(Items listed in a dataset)
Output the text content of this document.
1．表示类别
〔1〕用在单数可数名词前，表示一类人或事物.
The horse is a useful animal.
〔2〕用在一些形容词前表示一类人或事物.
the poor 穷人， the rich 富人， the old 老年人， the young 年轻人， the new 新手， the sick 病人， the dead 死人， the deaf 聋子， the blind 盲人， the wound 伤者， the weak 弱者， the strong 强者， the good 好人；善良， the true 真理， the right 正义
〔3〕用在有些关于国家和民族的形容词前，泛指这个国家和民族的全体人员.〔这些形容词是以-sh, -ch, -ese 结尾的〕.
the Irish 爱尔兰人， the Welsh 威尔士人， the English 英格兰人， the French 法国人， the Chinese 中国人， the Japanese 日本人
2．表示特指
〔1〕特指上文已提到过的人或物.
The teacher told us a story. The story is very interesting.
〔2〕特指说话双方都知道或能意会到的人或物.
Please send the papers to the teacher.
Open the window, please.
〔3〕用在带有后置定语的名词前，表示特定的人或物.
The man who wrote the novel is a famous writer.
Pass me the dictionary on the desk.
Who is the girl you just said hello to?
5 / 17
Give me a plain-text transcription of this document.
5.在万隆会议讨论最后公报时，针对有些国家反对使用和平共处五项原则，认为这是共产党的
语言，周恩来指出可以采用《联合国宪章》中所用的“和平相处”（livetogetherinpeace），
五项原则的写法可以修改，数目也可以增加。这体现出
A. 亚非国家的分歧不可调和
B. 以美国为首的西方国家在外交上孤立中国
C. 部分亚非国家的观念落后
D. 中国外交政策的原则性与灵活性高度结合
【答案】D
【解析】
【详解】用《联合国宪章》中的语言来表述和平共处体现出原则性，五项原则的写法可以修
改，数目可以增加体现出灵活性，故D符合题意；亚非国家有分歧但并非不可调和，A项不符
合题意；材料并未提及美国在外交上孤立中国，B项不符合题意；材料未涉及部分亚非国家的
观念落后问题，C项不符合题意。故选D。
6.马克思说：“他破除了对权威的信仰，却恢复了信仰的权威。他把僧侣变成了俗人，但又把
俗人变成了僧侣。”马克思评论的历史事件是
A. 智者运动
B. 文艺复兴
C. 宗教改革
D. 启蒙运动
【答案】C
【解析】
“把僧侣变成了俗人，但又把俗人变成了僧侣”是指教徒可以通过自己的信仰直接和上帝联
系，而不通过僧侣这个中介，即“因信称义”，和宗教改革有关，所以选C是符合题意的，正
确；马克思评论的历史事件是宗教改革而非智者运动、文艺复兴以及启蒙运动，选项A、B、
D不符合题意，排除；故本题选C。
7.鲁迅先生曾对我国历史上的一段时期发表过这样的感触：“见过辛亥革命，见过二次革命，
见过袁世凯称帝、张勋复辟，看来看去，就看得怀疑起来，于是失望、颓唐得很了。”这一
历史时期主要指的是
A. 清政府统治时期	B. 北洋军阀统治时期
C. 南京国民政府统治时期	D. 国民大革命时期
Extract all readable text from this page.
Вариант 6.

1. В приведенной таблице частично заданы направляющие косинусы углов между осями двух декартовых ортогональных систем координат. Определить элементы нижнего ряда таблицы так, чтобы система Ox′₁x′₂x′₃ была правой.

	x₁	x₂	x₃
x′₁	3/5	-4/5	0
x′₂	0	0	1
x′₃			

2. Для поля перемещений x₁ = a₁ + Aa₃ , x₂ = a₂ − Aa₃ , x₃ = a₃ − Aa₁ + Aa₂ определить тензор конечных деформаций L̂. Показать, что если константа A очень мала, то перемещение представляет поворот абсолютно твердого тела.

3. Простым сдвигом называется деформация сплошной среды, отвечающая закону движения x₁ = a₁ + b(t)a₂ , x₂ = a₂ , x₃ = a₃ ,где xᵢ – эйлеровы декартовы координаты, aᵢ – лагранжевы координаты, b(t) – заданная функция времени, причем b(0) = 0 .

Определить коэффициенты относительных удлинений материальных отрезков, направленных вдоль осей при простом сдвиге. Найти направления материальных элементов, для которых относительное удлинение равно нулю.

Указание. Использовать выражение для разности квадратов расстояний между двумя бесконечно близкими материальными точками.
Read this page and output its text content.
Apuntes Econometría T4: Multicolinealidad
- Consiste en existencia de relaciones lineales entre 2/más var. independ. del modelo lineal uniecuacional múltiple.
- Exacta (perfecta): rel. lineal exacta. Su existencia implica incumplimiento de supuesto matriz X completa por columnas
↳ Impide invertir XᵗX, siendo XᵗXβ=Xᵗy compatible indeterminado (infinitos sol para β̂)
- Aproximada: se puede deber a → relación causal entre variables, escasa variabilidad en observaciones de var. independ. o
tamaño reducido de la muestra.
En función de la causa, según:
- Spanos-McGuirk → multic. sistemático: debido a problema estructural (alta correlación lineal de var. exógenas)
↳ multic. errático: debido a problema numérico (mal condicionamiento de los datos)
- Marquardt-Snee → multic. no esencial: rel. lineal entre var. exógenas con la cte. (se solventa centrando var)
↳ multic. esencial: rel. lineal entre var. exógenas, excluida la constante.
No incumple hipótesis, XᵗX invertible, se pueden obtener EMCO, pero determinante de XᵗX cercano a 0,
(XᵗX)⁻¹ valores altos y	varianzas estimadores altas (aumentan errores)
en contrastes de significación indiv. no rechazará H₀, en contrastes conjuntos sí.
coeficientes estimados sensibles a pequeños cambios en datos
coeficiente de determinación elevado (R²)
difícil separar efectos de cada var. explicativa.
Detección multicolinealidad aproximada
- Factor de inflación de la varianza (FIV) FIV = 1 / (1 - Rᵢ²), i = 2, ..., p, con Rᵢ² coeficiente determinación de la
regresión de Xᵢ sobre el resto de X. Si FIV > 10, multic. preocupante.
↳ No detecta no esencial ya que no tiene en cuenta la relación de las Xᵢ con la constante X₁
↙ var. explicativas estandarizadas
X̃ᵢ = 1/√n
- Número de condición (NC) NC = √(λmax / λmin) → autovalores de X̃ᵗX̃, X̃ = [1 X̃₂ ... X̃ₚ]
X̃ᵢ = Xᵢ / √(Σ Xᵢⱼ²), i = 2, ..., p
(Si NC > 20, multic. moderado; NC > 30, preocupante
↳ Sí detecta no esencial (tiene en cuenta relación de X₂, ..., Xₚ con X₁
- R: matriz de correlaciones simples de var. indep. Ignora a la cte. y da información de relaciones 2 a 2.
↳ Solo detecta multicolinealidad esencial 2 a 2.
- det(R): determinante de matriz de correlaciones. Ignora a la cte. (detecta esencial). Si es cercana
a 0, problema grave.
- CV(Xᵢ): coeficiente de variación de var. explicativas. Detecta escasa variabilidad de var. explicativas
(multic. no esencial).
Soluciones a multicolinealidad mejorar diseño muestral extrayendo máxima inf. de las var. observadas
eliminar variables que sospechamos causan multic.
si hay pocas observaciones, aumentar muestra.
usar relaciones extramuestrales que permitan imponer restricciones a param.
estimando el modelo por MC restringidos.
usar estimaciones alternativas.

== Your goal ==
Make an exact copy of every entry.

== Full solution ==
Output the text content of this document.
1．表示类别
〔1〕用在单数可数名词前，表示一类人或事物.
The horse is a useful animal.
〔2〕用在一些形容词前表示一类人或事物.
the poor 穷人， the rich 富人， the old 老年人， the young 年轻人， the new 新手， the sick 病人， the dead 死人， the deaf 聋子， the blind 盲人， the wound 伤者， the weak 弱者， the strong 强者， the good 好人；善良， the true 真理， the right 正义
〔3〕用在有些关于国家和民族的形容词前，泛指这个国家和民族的全体人员.〔这些形容词是以-sh, -ch, -ese 结尾的〕.
the Irish 爱尔兰人， the Welsh 威尔士人， the English 英格兰人， the French 法国人， the Chinese 中国人， the Japanese 日本人
2．表示特指
〔1〕特指上文已提到过的人或物.
The teacher told us a story. The story is very interesting.
〔2〕特指说话双方都知道或能意会到的人或物.
Please send the papers to the teacher.
Open the window, please.
〔3〕用在带有后置定语的名词前，表示特定的人或物.
The man who wrote the novel is a famous writer.
Pass me the dictionary on the desk.
Who is the girl you just said hello to?
5 / 17
Give me a plain-text transcription of this document.
5.在万隆会议讨论最后公报时，针对有些国家反对使用和平共处五项原则，认为这是共产党的
语言，周恩来指出可以采用《联合国宪章》中所用的“和平相处”（livetogetherinpeace），
五项原则的写法可以修改，数目也可以增加。这体现出
A. 亚非国家的分歧不可调和
B. 以美国为首的西方国家在外交上孤立中国
C. 部分亚非国家的观念落后
D. 中国外交政策的原则性与灵活性高度结合
【答案】D
【解析】
【详解】用《联合国宪章》中的语言来表述和平共处体现出原则性，五项原则的写法可以修
改，数目可以增加体现出灵活性，故D符合题意；亚非国家有分歧但并非不可调和，A项不符
合题意；材料并未提及美国在外交上孤立中国，B项不符合题意；材料未涉及部分亚非国家的
观念落后问题，C项不符合题意。故选D。
6.马克思说：“他破除了对权威的信仰，却恢复了信仰的权威。他把僧侣变成了俗人，但又把
俗人变成了僧侣。”马克思评论的历史事件是
A. 智者运动
B. 文艺复兴
C. 宗教改革
D. 启蒙运动
【答案】C
【解析】
“把僧侣变成了俗人，但又把俗人变成了僧侣”是指教徒可以通过自己的信仰直接和上帝联
系，而不通过僧侣这个中介，即“因信称义”，和宗教改革有关，所以选C是符合题意的，正
确；马克思评论的历史事件是宗教改革而非智者运动、文艺复兴以及启蒙运动，选项A、B、
D不符合题意，排除；故本题选C。
7.鲁迅先生曾对我国历史上的一段时期发表过这样的感触：“见过辛亥革命，见过二次革命，
见过袁世凯称帝、张勋复辟，看来看去，就看得怀疑起来，于是失望、颓唐得很了。”这一
历史时期主要指的是
A. 清政府统治时期	B. 北洋军阀统治时期
C. 南京国民政府统治时期	D. 国民大革命时期
Extract all readable text from this page.
Вариант 6.

1. В приведенной таблице частично заданы направляющие косинусы углов между осями двух декартовых ортогональных систем координат. Определить элементы нижнего ряда таблицы так, чтобы система Ox′₁x′₂x′₃ была правой.

	x₁	x₂	x₃
x′₁	3/5	-4/5	0
x′₂	0	0	1
x′₃			

2. Для поля перемещений x₁ = a₁ + Aa₃ , x₂ = a₂ − Aa₃ , x₃ = a₃ − Aa₁ + Aa₂ определить тензор конечных деформаций L̂. Показать, что если константа A очень мала, то перемещение представляет поворот абсолютно твердого тела.

3. Простым сдвигом называется деформация сплошной среды, отвечающая закону движения x₁ = a₁ + b(t)a₂ , x₂ = a₂ , x₃ = a₃ ,где xᵢ – эйлеровы декартовы координаты, aᵢ – лагранжевы координаты, b(t) – заданная функция времени, причем b(0) = 0 .

Определить коэффициенты относительных удлинений материальных отрезков, направленных вдоль осей при простом сдвиге. Найти направления материальных элементов, для которых относительное удлинение равно нулю.

Указание. Использовать выражение для разности квадратов расстояний между двумя бесконечно близкими материальными точками.
Read this page and output its text content.
Apuntes Econometría T4: Multicolinealidad
- Consiste en existencia de relaciones lineales entre 2/más var. independ. del modelo lineal uniecuacional múltiple.
- Exacta (perfecta): rel. lineal exacta. Su existencia implica incumplimiento de supuesto matriz X completa por columnas
↳ Impide invertir XᵗX, siendo XᵗXβ=Xᵗy compatible indeterminado (infinitos sol para β̂)
- Aproximada: se puede deber a → relación causal entre variables, escasa variabilidad en observaciones de var. independ. o
tamaño reducido de la muestra.
En función de la causa, según:
- Spanos-McGuirk → multic. sistemático: debido a problema estructural (alta correlación lineal de var. exógenas)
↳ multic. errático: debido a problema numérico (mal condicionamiento de los datos)
- Marquardt-Snee → multic. no esencial: rel. lineal entre var. exógenas con la cte. (se solventa centrando var)
↳ multic. esencial: rel. lineal entre var. exógenas, excluida la constante.
No incumple hipótesis, XᵗX invertible, se pueden obtener EMCO, pero determinante de XᵗX cercano a 0,
(XᵗX)⁻¹ valores altos y	varianzas estimadores altas (aumentan errores)
en contrastes de significación indiv. no rechazará H₀, en contrastes conjuntos sí.
coeficientes estimados sensibles a pequeños cambios en datos
coeficiente de determinación elevado (R²)
difícil separar efectos de cada var. explicativa.
Detección multicolinealidad aproximada
- Factor de inflación de la varianza (FIV) FIV = 1 / (1 - Rᵢ²), i = 2, ..., p, con Rᵢ² coeficiente determinación de la
regresión de Xᵢ sobre el resto de X. Si FIV > 10, multic. preocupante.
↳ No detecta no esencial ya que no tiene en cuenta la relación de las Xᵢ con la constante X₁
↙ var. explicativas estandarizadas
X̃ᵢ = 1/√n
- Número de condición (NC) NC = √(λmax / λmin) → autovalores de X̃ᵗX̃, X̃ = [1 X̃₂ ... X̃ₚ]
X̃ᵢ = Xᵢ / √(Σ Xᵢⱼ²), i = 2, ..., p
(Si NC > 20, multic. moderado; NC > 30, preocupante
↳ Sí detecta no esencial (tiene en cuenta relación de X₂, ..., Xₚ con X₁
- R: matriz de correlaciones simples de var. indep. Ignora a la cte. y da información de relaciones 2 a 2.
↳ Solo detecta multicolinealidad esencial 2 a 2.
- det(R): determinante de matriz de correlaciones. Ignora a la cte. (detecta esencial). Si es cercana
a 0, problema grave.
- CV(Xᵢ): coeficiente de variación de var. explicativas. Detecta escasa variabilidad de var. explicativas
(multic. no esencial).
Soluciones a multicolinealidad mejorar diseño muestral extrayendo máxima inf. de las var. observadas
eliminar variables que sospechamos causan multic.
si hay pocas observaciones, aumentar muestra.
usar relaciones extramuestrales que permitan imponer restricciones a param.
estimando el modelo por MC restringidos.
usar estimaciones alternativas.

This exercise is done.